**Items from a figure collection**:
______

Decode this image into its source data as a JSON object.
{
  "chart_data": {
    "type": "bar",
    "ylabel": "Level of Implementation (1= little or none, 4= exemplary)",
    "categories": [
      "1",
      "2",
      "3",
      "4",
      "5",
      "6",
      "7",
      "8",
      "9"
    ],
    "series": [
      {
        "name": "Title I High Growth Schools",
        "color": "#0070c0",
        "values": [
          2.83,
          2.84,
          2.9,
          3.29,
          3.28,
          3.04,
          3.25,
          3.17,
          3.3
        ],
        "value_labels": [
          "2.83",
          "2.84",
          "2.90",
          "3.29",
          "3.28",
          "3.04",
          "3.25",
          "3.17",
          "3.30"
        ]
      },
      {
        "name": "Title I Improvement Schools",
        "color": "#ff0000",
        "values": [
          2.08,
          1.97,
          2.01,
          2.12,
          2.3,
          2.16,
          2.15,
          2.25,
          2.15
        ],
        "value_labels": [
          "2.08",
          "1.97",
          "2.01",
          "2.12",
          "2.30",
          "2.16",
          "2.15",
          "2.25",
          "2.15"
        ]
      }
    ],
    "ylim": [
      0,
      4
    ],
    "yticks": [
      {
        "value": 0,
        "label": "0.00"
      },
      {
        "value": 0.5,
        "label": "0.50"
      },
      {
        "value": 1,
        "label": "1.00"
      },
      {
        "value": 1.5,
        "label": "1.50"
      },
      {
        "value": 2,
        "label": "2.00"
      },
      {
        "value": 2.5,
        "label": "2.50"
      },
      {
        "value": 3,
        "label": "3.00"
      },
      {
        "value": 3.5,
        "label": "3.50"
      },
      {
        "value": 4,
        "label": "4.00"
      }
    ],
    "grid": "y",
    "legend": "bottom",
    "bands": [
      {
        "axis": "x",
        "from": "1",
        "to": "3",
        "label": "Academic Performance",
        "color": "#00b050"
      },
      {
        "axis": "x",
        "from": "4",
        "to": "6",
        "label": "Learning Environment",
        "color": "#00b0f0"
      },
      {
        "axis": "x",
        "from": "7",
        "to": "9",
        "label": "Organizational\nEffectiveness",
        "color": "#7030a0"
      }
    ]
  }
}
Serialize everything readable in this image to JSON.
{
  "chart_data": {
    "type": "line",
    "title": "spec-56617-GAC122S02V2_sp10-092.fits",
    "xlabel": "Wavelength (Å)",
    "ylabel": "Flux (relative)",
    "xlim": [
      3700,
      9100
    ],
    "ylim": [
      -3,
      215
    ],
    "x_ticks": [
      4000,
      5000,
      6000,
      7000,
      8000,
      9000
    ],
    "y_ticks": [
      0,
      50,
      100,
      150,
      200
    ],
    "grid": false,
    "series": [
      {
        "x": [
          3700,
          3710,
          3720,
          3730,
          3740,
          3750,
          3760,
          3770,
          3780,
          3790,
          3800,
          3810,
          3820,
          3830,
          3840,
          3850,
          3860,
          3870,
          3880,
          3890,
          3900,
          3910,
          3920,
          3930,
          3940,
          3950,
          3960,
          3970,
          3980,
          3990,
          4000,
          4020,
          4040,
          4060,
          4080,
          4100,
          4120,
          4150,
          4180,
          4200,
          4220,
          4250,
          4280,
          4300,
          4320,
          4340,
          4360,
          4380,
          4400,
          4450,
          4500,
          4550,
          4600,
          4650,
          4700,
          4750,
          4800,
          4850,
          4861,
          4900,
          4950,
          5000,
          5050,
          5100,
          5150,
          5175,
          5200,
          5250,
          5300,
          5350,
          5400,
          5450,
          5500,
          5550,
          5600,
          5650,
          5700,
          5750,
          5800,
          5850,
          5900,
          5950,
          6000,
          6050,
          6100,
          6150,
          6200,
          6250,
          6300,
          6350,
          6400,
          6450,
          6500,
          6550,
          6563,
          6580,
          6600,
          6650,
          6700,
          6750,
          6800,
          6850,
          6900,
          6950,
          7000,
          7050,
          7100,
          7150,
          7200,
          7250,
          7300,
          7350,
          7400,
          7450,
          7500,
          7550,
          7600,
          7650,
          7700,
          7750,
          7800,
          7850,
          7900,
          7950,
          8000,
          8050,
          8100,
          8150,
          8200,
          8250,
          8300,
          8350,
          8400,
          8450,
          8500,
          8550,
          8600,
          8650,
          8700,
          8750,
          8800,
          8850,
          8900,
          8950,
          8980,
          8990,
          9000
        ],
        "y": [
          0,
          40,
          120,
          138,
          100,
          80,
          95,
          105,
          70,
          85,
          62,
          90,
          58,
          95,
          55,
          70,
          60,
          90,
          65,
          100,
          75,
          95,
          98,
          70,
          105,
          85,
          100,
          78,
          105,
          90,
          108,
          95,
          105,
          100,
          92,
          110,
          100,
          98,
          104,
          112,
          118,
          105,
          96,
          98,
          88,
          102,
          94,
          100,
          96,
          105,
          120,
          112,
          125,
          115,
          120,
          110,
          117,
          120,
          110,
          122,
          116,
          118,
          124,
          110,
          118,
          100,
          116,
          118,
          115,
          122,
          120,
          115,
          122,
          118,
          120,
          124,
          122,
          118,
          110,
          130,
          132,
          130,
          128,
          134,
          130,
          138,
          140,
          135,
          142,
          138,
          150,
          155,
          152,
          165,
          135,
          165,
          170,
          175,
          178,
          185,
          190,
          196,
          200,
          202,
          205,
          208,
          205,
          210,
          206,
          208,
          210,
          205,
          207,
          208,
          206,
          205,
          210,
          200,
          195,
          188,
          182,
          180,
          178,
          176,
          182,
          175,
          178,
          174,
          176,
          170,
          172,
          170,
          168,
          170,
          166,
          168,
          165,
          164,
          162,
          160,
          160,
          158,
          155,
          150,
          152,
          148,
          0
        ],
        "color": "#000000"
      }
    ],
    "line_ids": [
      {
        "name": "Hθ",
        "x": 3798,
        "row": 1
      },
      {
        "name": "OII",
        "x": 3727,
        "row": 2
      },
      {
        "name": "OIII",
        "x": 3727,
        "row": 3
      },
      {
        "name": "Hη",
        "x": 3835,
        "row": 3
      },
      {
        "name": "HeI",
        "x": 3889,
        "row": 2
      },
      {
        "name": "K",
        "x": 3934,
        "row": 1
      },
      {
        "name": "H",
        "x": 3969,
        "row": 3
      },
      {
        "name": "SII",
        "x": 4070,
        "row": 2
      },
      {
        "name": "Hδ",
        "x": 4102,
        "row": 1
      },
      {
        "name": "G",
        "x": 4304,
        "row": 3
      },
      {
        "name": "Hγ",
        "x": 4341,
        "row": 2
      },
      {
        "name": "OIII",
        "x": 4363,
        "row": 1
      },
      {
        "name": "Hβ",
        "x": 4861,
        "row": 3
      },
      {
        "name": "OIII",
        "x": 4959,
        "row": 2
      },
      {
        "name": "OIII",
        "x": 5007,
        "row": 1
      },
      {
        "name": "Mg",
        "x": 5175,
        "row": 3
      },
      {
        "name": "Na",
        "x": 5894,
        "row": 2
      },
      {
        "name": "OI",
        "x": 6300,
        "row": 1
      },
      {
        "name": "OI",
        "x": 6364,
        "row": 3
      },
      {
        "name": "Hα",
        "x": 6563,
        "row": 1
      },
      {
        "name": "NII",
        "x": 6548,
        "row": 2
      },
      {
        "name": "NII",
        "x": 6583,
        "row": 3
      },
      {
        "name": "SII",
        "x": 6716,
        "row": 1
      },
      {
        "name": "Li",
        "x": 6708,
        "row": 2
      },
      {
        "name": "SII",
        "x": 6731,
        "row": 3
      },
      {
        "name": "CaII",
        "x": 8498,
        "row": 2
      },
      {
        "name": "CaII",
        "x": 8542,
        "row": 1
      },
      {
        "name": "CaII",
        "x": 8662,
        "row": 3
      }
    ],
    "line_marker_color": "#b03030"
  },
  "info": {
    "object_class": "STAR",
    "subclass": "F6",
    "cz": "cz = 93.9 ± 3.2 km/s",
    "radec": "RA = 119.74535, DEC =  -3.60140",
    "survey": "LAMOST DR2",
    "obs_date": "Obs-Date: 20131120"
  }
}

______

**Problem details**: Select every line where the word "JSON" occurs.

**Response to this exercise**:
Decode this image into its source data as a JSON object.
Serialize everything readable in this image to JSON.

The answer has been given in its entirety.